> _Available data_:
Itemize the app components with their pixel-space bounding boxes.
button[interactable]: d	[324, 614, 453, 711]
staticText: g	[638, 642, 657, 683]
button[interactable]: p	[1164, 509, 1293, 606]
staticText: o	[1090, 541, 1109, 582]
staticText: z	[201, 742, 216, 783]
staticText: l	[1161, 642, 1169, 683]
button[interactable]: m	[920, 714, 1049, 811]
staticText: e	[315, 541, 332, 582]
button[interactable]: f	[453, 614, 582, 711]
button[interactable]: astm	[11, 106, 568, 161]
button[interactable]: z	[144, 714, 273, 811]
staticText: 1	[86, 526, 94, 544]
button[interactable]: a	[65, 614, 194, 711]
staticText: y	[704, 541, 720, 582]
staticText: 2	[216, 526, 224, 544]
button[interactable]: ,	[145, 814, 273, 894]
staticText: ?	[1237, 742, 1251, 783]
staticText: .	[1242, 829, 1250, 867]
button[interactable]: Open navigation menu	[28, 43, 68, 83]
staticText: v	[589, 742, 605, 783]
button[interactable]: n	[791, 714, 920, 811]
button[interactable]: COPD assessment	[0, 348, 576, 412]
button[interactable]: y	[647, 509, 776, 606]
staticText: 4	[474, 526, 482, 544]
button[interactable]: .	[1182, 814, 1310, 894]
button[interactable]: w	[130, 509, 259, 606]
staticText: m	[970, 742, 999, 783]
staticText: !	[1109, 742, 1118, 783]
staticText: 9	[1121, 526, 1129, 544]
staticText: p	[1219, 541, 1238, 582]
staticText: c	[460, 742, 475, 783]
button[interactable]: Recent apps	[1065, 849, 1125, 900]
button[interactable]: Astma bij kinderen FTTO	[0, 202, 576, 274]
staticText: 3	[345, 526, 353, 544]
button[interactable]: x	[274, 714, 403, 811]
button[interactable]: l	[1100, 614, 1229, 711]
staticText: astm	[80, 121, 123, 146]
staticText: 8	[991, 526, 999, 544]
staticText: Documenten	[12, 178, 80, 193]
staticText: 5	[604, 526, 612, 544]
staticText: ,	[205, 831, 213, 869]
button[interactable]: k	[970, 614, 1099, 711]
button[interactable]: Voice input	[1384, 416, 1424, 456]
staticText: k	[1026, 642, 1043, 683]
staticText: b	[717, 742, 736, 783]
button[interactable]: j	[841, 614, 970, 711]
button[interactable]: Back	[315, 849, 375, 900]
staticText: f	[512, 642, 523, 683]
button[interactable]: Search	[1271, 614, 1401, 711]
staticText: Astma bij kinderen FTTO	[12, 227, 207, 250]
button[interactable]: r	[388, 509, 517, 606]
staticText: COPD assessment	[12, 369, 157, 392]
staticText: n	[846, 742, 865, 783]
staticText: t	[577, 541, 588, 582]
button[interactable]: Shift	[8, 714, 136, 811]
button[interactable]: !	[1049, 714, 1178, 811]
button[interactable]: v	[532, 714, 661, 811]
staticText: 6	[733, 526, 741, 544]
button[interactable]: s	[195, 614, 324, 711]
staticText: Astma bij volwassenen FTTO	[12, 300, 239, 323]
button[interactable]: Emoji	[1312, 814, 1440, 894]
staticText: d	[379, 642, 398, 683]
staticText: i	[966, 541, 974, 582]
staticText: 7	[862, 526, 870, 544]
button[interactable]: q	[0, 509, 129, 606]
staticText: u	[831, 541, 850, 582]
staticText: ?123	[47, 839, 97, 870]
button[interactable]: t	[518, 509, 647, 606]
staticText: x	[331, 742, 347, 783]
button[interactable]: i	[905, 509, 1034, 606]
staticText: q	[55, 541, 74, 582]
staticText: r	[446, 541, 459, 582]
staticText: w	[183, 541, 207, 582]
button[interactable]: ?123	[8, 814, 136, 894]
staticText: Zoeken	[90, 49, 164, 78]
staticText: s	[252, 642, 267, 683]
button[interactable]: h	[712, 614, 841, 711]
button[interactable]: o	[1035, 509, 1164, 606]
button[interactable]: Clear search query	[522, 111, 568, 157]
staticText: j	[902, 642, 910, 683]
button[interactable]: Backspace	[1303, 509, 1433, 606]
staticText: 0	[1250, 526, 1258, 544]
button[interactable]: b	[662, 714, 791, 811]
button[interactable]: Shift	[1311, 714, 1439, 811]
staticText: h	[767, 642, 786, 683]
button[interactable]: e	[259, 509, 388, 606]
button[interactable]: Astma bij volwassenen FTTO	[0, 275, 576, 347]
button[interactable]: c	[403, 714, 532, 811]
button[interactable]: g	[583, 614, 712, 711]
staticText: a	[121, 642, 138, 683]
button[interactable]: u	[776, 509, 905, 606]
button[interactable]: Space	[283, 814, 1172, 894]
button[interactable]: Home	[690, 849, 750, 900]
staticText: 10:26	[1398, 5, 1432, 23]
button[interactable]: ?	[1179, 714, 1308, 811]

> _Exercise directions_: Turn the records, from their first line up to and including the line with "541, 332, 582]", into a Markdown table with the columns No. and Line, numbering each row and leaving out blank lines.

> _Final result_:
| No. | Line |
|---|---|
| 1 | Itemize the app components with their pixel-space bounding boxes. |
| 2 | button[interactable]: d	[324, 614, 453, 711] |
| 3 | staticText: g	[638, 642, 657, 683] |
| 4 | button[interactable]: p	[1164, 509, 1293, 606] |
| 5 | staticText: o	[1090, 541, 1109, 582] |
| 6 | staticText: z	[201, 742, 216, 783] |
| 7 | staticText: l	[1161, 642, 1169, 683] |
| 8 | button[interactable]: m	[920, 714, 1049, 811] |
| 9 | staticText: e	[315, 541, 332, 582] |